## Exercise prompt:
Locate each line of the material that contains "December", then return it.

-------

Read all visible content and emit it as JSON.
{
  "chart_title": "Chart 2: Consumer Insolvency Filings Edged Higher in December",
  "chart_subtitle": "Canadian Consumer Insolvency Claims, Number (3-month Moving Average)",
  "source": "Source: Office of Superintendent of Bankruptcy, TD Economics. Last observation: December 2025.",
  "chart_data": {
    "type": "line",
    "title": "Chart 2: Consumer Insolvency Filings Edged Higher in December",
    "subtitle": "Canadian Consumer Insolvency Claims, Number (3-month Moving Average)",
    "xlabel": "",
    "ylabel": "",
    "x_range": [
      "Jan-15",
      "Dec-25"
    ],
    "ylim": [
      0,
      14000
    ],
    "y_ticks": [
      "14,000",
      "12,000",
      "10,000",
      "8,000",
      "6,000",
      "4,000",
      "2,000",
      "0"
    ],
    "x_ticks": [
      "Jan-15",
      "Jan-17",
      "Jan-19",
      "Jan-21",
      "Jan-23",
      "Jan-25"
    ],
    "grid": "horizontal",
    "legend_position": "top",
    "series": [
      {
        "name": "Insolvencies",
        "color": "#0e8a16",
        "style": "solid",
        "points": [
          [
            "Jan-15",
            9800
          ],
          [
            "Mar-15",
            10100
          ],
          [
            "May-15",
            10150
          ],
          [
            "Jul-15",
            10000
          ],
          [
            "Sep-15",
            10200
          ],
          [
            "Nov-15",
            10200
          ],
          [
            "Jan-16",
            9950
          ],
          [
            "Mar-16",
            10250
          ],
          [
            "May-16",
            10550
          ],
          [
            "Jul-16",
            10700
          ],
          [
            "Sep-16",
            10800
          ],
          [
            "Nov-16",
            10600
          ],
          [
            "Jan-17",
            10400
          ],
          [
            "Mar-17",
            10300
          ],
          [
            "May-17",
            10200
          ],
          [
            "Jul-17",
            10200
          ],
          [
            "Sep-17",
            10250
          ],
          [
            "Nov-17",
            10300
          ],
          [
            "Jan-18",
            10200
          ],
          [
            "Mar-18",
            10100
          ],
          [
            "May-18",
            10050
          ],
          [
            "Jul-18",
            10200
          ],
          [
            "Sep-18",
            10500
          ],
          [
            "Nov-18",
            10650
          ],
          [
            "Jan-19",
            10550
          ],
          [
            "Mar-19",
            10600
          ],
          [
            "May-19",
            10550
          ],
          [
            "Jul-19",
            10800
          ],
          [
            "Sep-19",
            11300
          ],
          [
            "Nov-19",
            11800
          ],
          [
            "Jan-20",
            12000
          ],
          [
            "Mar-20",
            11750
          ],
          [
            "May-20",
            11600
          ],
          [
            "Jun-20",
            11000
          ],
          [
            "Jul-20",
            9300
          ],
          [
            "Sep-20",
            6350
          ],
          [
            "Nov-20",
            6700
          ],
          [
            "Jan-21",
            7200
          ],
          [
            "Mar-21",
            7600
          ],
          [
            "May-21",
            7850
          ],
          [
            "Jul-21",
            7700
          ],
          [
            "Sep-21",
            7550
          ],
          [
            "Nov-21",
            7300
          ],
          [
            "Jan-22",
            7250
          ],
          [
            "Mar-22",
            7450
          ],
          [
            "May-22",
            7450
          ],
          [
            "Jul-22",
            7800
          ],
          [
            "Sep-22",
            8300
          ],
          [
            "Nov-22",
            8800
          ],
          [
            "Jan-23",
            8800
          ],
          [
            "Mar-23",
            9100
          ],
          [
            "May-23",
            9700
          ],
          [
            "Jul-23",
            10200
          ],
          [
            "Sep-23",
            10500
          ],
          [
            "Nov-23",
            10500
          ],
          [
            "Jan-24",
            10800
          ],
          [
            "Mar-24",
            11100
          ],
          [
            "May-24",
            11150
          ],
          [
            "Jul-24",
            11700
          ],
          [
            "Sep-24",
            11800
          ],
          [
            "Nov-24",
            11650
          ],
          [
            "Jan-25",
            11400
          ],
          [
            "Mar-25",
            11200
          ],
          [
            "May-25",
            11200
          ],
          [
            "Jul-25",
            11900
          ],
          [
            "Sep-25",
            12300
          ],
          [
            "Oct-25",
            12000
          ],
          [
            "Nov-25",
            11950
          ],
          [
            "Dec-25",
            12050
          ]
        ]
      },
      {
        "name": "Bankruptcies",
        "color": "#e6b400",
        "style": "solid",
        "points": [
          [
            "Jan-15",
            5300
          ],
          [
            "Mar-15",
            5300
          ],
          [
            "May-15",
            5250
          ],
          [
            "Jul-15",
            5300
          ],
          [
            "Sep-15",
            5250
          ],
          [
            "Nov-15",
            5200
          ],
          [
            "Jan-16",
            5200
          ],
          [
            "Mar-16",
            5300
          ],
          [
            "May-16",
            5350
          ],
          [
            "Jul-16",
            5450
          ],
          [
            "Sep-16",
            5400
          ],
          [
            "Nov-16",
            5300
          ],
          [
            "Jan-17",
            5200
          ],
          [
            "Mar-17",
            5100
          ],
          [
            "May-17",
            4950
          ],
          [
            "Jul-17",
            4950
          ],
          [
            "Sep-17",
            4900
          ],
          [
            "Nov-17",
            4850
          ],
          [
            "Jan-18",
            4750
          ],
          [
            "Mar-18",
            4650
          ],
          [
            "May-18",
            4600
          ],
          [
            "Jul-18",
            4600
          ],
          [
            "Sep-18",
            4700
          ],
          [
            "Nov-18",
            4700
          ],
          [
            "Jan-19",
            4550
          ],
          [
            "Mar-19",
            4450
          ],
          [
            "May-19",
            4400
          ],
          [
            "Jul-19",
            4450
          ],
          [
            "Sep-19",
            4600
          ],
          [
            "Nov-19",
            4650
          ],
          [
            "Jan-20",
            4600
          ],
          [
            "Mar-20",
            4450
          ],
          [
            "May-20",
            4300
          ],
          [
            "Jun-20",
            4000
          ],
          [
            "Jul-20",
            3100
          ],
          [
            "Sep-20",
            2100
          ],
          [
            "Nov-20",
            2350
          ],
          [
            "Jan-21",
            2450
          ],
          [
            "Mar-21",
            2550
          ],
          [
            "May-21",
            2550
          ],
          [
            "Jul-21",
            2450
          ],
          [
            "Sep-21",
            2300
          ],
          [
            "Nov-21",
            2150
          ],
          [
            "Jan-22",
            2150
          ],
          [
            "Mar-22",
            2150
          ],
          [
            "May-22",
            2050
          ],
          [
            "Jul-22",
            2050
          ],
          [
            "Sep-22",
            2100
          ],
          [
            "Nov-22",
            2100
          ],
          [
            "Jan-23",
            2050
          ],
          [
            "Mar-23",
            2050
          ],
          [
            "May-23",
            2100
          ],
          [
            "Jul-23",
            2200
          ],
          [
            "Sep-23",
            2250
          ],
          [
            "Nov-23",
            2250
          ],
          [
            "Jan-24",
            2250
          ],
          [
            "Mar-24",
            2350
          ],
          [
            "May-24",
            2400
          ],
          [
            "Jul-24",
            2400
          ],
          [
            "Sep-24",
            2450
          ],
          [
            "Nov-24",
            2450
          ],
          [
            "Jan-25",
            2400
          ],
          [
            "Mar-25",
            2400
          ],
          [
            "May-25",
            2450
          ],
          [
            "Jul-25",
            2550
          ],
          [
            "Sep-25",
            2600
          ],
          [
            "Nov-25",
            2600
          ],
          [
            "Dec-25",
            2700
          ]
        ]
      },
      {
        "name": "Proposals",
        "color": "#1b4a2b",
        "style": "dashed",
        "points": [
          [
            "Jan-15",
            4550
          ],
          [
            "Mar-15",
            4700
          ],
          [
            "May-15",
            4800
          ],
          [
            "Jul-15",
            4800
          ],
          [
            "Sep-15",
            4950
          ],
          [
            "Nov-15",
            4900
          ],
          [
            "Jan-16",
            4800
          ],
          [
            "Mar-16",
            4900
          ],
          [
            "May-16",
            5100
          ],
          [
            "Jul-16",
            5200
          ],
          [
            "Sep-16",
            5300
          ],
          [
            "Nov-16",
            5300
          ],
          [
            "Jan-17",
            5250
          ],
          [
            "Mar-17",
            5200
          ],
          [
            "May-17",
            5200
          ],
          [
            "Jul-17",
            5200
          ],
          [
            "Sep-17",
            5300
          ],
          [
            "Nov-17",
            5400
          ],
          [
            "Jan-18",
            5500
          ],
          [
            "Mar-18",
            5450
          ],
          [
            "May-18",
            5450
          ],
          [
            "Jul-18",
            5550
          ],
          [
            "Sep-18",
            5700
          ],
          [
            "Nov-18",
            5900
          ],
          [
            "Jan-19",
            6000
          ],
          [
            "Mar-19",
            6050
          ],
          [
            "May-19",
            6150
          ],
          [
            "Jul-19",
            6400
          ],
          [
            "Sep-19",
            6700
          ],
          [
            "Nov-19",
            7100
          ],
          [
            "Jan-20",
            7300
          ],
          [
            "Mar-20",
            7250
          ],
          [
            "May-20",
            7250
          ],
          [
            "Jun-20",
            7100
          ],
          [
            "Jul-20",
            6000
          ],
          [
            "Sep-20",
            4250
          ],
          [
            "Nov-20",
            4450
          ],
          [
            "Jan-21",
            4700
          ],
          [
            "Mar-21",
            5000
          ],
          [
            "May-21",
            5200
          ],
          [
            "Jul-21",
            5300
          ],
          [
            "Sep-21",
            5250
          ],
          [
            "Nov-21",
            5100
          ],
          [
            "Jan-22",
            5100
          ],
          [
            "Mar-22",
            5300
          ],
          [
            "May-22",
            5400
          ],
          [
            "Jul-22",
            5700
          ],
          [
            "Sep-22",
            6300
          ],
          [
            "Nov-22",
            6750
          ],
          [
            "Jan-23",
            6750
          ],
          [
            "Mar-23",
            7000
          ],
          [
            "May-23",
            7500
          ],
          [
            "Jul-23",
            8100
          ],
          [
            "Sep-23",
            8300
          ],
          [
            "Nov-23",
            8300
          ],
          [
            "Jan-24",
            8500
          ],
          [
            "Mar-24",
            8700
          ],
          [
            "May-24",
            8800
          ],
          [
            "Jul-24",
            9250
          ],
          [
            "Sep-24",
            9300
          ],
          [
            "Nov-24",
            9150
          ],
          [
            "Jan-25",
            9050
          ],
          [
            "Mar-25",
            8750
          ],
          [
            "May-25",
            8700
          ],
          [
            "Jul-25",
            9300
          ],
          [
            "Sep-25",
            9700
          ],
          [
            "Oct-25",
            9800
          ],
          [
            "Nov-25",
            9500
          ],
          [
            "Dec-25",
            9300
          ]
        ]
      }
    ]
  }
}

-------

## Reply to the task:
  "chart_title": "Chart 2: Consumer Insolvency Filings Edged Higher in December",
  "source": "Source: Office of Superintendent of Bankruptcy, TD Economics. Last observation: December 2025.",
    "title": "Chart 2: Consumer Insolvency Filings Edged Higher in December",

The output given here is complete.